● **Your task**
Lines containing the word "Acoustic" are the ones to copy from the records below.

● **Dataset records**
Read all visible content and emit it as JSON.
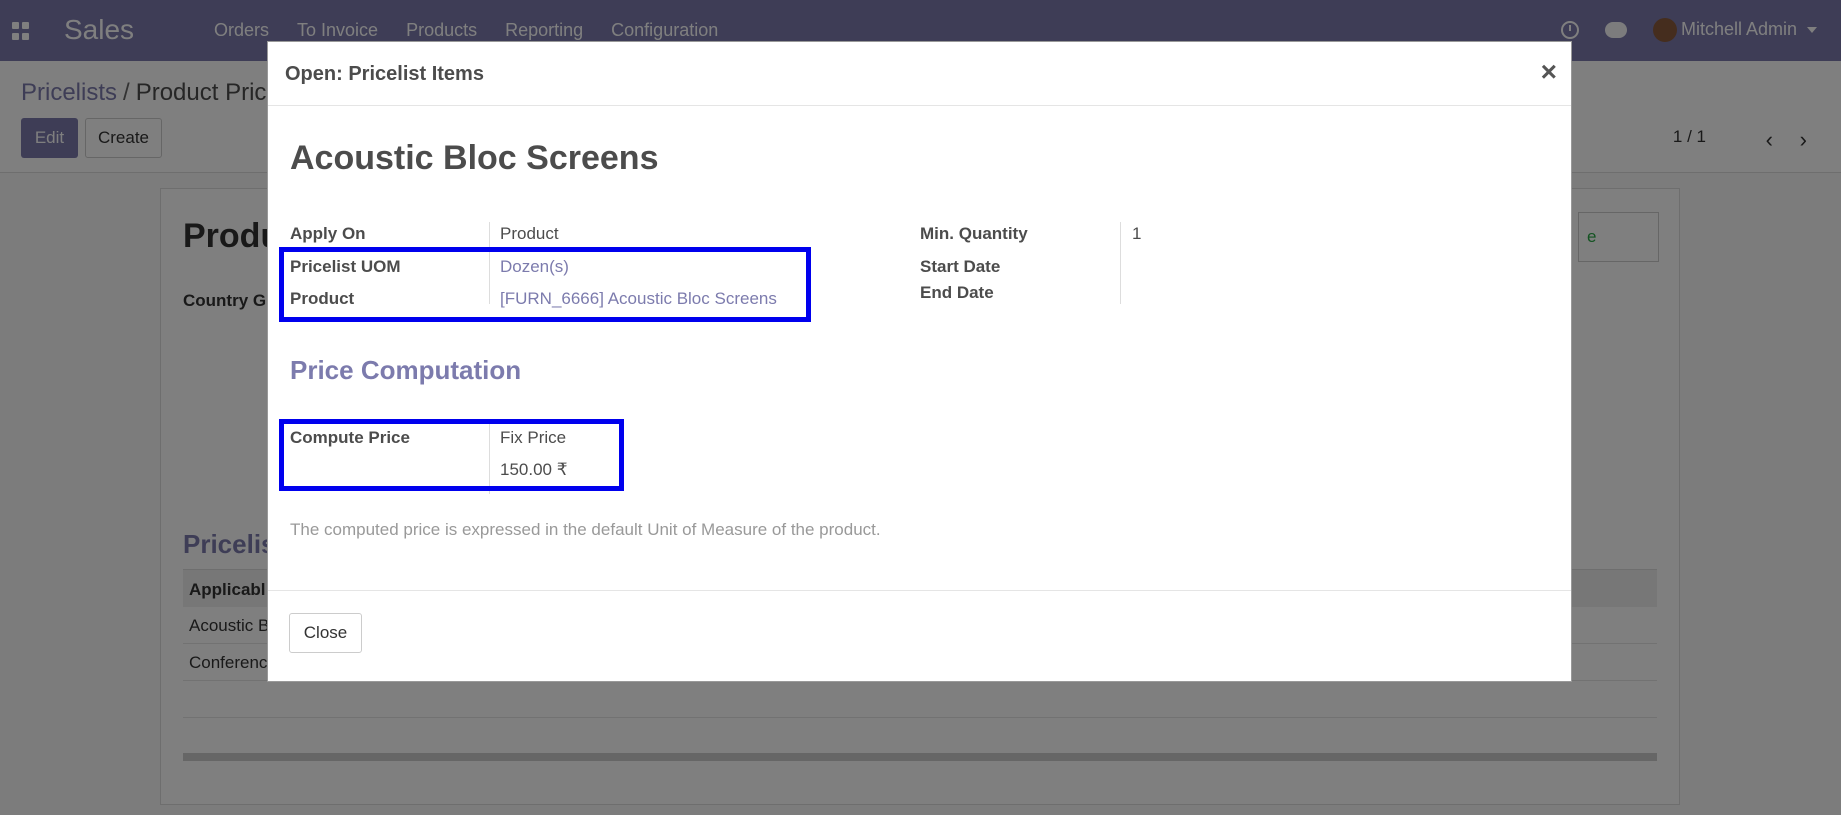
{
  "app": {
    "name": "Sales",
    "menu": [
      "Orders",
      "To Invoice",
      "Products",
      "Reporting",
      "Configuration"
    ],
    "user": "Mitchell Admin"
  },
  "breadcrumb": {
    "parent": "Pricelists",
    "separator": "/",
    "current": "Product Pric"
  },
  "actions": {
    "edit": "Edit",
    "create": "Create"
  },
  "pager": {
    "text": "1 / 1"
  },
  "background_sheet": {
    "title": "Produ",
    "country_label": "Country G",
    "section": "Pricelis",
    "table_header": "Applicabl",
    "rows": [
      "Acoustic B",
      "Conferenc"
    ],
    "partial_button_text": "e"
  },
  "modal": {
    "title": "Open: Pricelist Items",
    "close_symbol": "×",
    "record_name": "Acoustic Bloc Screens",
    "fields_left": [
      {
        "label": "Apply On",
        "value": "Product"
      },
      {
        "label": "Pricelist UOM",
        "value": "Dozen(s)"
      },
      {
        "label": "Product",
        "value": "[FURN_6666] Acoustic Bloc Screens"
      }
    ],
    "fields_right": [
      {
        "label": "Min. Quantity",
        "value": "1"
      },
      {
        "label": "Start Date",
        "value": ""
      },
      {
        "label": "End Date",
        "value": ""
      }
    ],
    "section_title": "Price Computation",
    "compute_price": {
      "label": "Compute Price",
      "value": "Fix Price",
      "amount": "150.00 ₹"
    },
    "help_text": "The computed price is expressed in the default Unit of Measure of the product.",
    "close_button": "Close"
  },
  "colors": {
    "brand": "#7c7bad",
    "highlight": "#0000ee"
  }
}
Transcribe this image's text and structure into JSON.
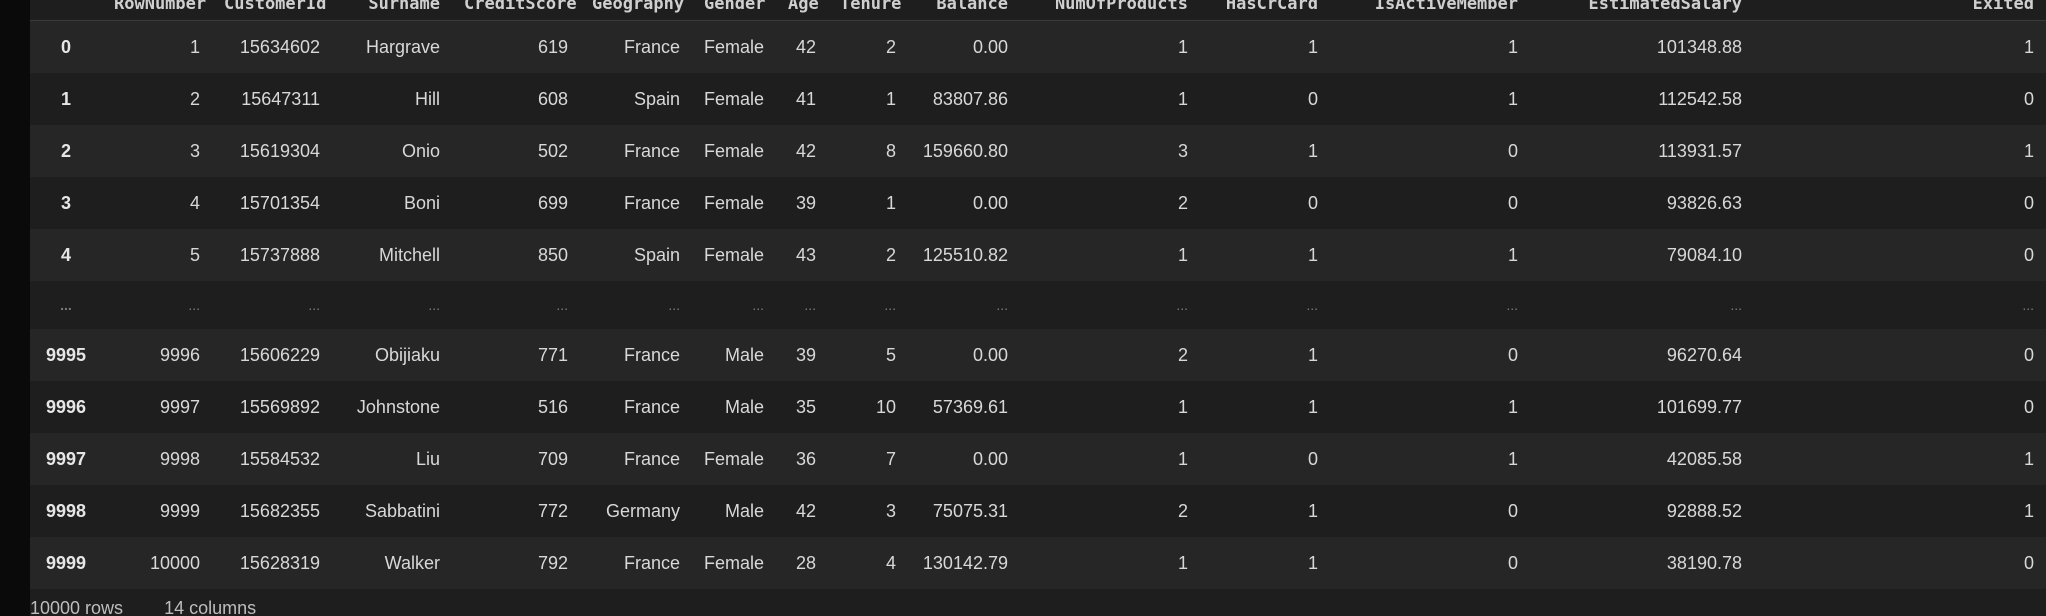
{
  "table": {
    "columns": [
      "",
      "RowNumber",
      "CustomerId",
      "Surname",
      "CreditScore",
      "Geography",
      "Gender",
      "Age",
      "Tenure",
      "Balance",
      "NumOfProducts",
      "HasCrCard",
      "IsActiveMember",
      "EstimatedSalary",
      "Exited"
    ],
    "rows": [
      [
        "0",
        "1",
        "15634602",
        "Hargrave",
        "619",
        "France",
        "Female",
        "42",
        "2",
        "0.00",
        "1",
        "1",
        "1",
        "101348.88",
        "1"
      ],
      [
        "1",
        "2",
        "15647311",
        "Hill",
        "608",
        "Spain",
        "Female",
        "41",
        "1",
        "83807.86",
        "1",
        "0",
        "1",
        "112542.58",
        "0"
      ],
      [
        "2",
        "3",
        "15619304",
        "Onio",
        "502",
        "France",
        "Female",
        "42",
        "8",
        "159660.80",
        "3",
        "1",
        "0",
        "113931.57",
        "1"
      ],
      [
        "3",
        "4",
        "15701354",
        "Boni",
        "699",
        "France",
        "Female",
        "39",
        "1",
        "0.00",
        "2",
        "0",
        "0",
        "93826.63",
        "0"
      ],
      [
        "4",
        "5",
        "15737888",
        "Mitchell",
        "850",
        "Spain",
        "Female",
        "43",
        "2",
        "125510.82",
        "1",
        "1",
        "1",
        "79084.10",
        "0"
      ],
      [
        "...",
        "...",
        "...",
        "...",
        "...",
        "...",
        "...",
        "...",
        "...",
        "...",
        "...",
        "...",
        "...",
        "...",
        "..."
      ],
      [
        "9995",
        "9996",
        "15606229",
        "Obijiaku",
        "771",
        "France",
        "Male",
        "39",
        "5",
        "0.00",
        "2",
        "1",
        "0",
        "96270.64",
        "0"
      ],
      [
        "9996",
        "9997",
        "15569892",
        "Johnstone",
        "516",
        "France",
        "Male",
        "35",
        "10",
        "57369.61",
        "1",
        "1",
        "1",
        "101699.77",
        "0"
      ],
      [
        "9997",
        "9998",
        "15584532",
        "Liu",
        "709",
        "France",
        "Female",
        "36",
        "7",
        "0.00",
        "1",
        "0",
        "1",
        "42085.58",
        "1"
      ],
      [
        "9998",
        "9999",
        "15682355",
        "Sabbatini",
        "772",
        "Germany",
        "Male",
        "42",
        "3",
        "75075.31",
        "2",
        "1",
        "0",
        "92888.52",
        "1"
      ],
      [
        "9999",
        "10000",
        "15628319",
        "Walker",
        "792",
        "France",
        "Female",
        "28",
        "4",
        "130142.79",
        "1",
        "1",
        "0",
        "38190.78",
        "0"
      ]
    ]
  },
  "footer": {
    "rows_text": "10000 rows",
    "cols_text": "14 columns"
  }
}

● **Solution**
      "Acoustic B",
    "record_name": "Acoustic Bloc Screens",
        "value": "[FURN_6666] Acoustic Bloc Screens"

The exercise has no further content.